▶ YOUR GOAL
Keep the pictures out and restate every record exactly.

(Items from a dataset)
★ ★ ★
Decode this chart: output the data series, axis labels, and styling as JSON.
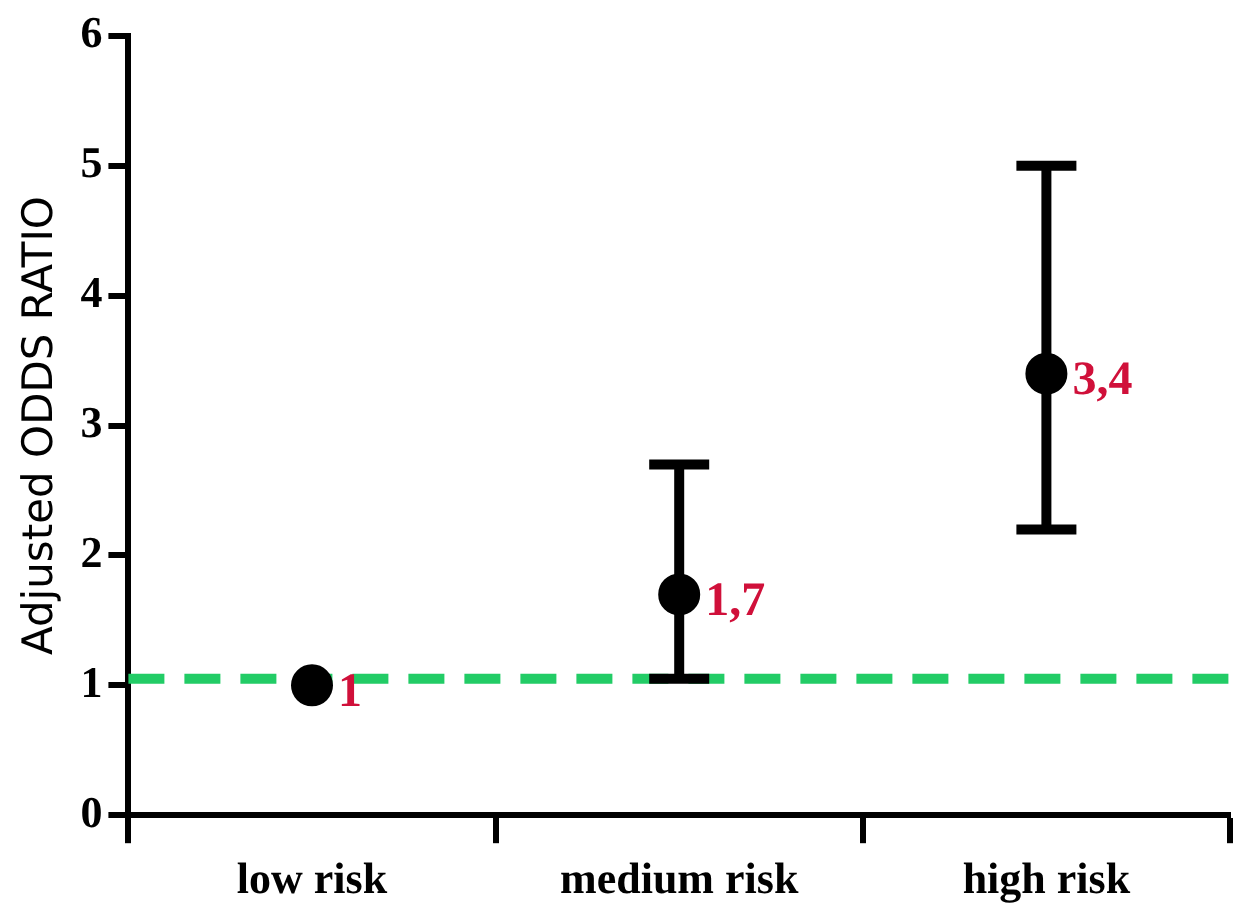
{
  "chart_data": {
    "type": "scatter",
    "ylabel": "Adjusted ODDS RATIO",
    "categories": [
      "low risk",
      "medium risk",
      "high risk"
    ],
    "series": [
      {
        "color": "#000000",
        "values": [
          1,
          1.7,
          3.4
        ],
        "errors": [
          null,
          [
            1.05,
            2.7
          ],
          [
            2.2,
            5.0
          ]
        ],
        "value_labels": [
          "1",
          "1,7",
          "3,4"
        ]
      }
    ],
    "ylim": [
      0,
      6
    ],
    "yticks": [
      0,
      1,
      2,
      3,
      4,
      5,
      6
    ],
    "grid": false,
    "legend": false,
    "marker": "circle",
    "ref_lines": [
      {
        "axis": "y",
        "value": 1.05,
        "color": "#22cc66",
        "line_style": "dashed"
      }
    ]
  }
}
★ ★ ★
▶ RESULT
Decode this chart: output the data series, axis labels, and styling as JSON.
{
  "chart_data": {
    "type": "scatter",
    "ylabel": "Adjusted ODDS RATIO",
    "categories": [
      "low risk",
      "medium risk",
      "high risk"
    ],
    "series": [
      {
        "color": "#000000",
        "values": [
          1,
          1.7,
          3.4
        ],
        "errors": [
          null,
          [
            1.05,
            2.7
          ],
          [
            2.2,
            5.0
          ]
        ],
        "value_labels": [
          "1",
          "1,7",
          "3,4"
        ]
      }
    ],
    "ylim": [
      0,
      6
    ],
    "yticks": [
      0,
      1,
      2,
      3,
      4,
      5,
      6
    ],
    "grid": false,
    "legend": false,
    "marker": "circle",
    "ref_lines": [
      {
        "axis": "y",
        "value": 1.05,
        "color": "#22cc66",
        "line_style": "dashed"
      }
    ]
  }
}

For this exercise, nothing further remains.